### EXERCISE BRIEF
Extract the complete data exactly as given.

### SOURCE MATERIAL
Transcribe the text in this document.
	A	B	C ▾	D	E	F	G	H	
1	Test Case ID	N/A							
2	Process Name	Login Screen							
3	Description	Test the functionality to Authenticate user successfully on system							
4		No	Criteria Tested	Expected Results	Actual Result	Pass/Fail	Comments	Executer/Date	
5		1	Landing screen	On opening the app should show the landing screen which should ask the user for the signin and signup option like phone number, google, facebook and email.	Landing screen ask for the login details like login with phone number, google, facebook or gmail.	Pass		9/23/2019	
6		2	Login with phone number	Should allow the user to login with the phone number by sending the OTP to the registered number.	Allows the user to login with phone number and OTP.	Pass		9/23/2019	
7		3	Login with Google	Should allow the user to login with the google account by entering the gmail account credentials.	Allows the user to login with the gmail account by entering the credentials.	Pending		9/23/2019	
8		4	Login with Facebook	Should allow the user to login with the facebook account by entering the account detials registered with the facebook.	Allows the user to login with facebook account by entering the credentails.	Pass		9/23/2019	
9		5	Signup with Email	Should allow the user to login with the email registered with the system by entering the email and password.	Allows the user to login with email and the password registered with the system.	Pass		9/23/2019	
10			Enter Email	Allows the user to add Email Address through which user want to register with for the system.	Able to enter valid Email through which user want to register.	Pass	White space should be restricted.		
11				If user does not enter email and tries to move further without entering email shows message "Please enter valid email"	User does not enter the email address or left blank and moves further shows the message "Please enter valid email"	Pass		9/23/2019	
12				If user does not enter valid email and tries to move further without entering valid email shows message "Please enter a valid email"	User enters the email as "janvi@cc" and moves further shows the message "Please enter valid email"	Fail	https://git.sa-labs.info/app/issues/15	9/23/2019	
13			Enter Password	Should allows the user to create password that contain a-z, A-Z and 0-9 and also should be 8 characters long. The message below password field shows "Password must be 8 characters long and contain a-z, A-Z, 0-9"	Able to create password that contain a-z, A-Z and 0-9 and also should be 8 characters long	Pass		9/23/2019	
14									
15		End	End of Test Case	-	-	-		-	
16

### TASK RESPONSE
Transcribe the text in this document.
	A	B	C ▾	D	E	F	G	H	
1	Test Case ID	N/A							
2	Process Name	Login Screen							
3	Description	Test the functionality to Authenticate user successfully on system							
4		No	Criteria Tested	Expected Results	Actual Result	Pass/Fail	Comments	Executer/Date	
5		1	Landing screen	On opening the app should show the landing screen which should ask the user for the signin and signup option like phone number, google, facebook and email.	Landing screen ask for the login details like login with phone number, google, facebook or gmail.	Pass		9/23/2019	
6		2	Login with phone number	Should allow the user to login with the phone number by sending the OTP to the registered number.	Allows the user to login with phone number and OTP.	Pass		9/23/2019	
7		3	Login with Google	Should allow the user to login with the google account by entering the gmail account credentials.	Allows the user to login with the gmail account by entering the credentials.	Pending		9/23/2019	
8		4	Login with Facebook	Should allow the user to login with the facebook account by entering the account detials registered with the facebook.	Allows the user to login with facebook account by entering the credentails.	Pass		9/23/2019	
9		5	Signup with Email	Should allow the user to login with the email registered with the system by entering the email and password.	Allows the user to login with email and the password registered with the system.	Pass		9/23/2019	
10			Enter Email	Allows the user to add Email Address through which user want to register with for the system.	Able to enter valid Email through which user want to register.	Pass	White space should be restricted.		
11				If user does not enter email and tries to move further without entering email shows message "Please enter valid email"	User does not enter the email address or left blank and moves further shows the message "Please enter valid email"	Pass		9/23/2019	
12				If user does not enter valid email and tries to move further without entering valid email shows message "Please enter a valid email"	User enters the email as "janvi@cc" and moves further shows the message "Please enter valid email"	Fail	https://git.sa-labs.info/app/issues/15	9/23/2019	
13			Enter Password	Should allows the user to create password that contain a-z, A-Z and 0-9 and also should be 8 characters long. The message below password field shows "Password must be 8 characters long and contain a-z, A-Z, 0-9"	Able to create password that contain a-z, A-Z and 0-9 and also should be 8 characters long	Pass		9/23/2019	
14									
15		End	End of Test Case	-	-	-		-	
16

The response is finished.